Given problem | Scan the data below for the string "marker". Copy every line where it appears.

Listed entries |
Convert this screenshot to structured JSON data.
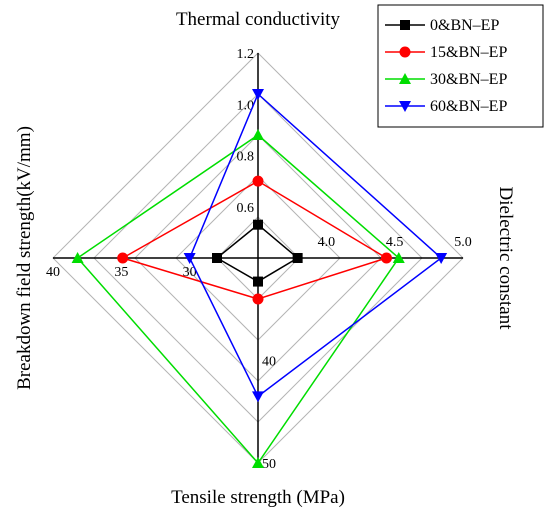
{
  "chart_data": {
    "type": "radar",
    "axes": [
      {
        "key": "thermal",
        "label": "Thermal conductivity",
        "min": 0.4,
        "max": 1.2,
        "ticks": [
          {
            "v": 0.6,
            "label": "0.6"
          },
          {
            "v": 0.8,
            "label": "0.8"
          },
          {
            "v": 1.0,
            "label": "1.0"
          },
          {
            "v": 1.2,
            "label": "1.2"
          }
        ]
      },
      {
        "key": "dielectric",
        "label": "Dielectric constant",
        "min": 3.5,
        "max": 5.0,
        "ticks": [
          {
            "v": 4.0,
            "label": "4.0"
          },
          {
            "v": 4.5,
            "label": "4.5"
          },
          {
            "v": 5.0,
            "label": "5.0"
          }
        ]
      },
      {
        "key": "tensile",
        "label": "Tensile strength (MPa)",
        "min": 30,
        "max": 50,
        "ticks": [
          {
            "v": 40,
            "label": "40"
          },
          {
            "v": 50,
            "label": "50"
          }
        ]
      },
      {
        "key": "breakdown",
        "label": "Breakdown field strength(kV/mm)",
        "min": 25,
        "max": 40,
        "ticks": [
          {
            "v": 30,
            "label": "30"
          },
          {
            "v": 35,
            "label": "35"
          },
          {
            "v": 40,
            "label": "40"
          }
        ]
      }
    ],
    "grid_levels": 5,
    "series": [
      {
        "name": "0&BN–EP",
        "color": "#000000",
        "marker": "square",
        "values": {
          "thermal": 0.53,
          "dielectric": 3.79,
          "tensile": 32.3,
          "breakdown": 28.0
        }
      },
      {
        "name": "15&BN–EP",
        "color": "#ff0000",
        "marker": "circle",
        "values": {
          "thermal": 0.7,
          "dielectric": 4.44,
          "tensile": 34.0,
          "breakdown": 34.9
        }
      },
      {
        "name": "30&BN–EP",
        "color": "#00dd00",
        "marker": "triangle-up",
        "values": {
          "thermal": 0.88,
          "dielectric": 4.53,
          "tensile": 50.0,
          "breakdown": 38.2
        }
      },
      {
        "name": "60&BN–EP",
        "color": "#0000ff",
        "marker": "triangle-down",
        "values": {
          "thermal": 1.04,
          "dielectric": 4.84,
          "tensile": 43.5,
          "breakdown": 30.0
        }
      }
    ],
    "legend_position": "top-right"
  }
}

Exercise solution |
        "marker": "square",
        "marker": "circle",
        "marker": "triangle-up",
        "marker": "triangle-down",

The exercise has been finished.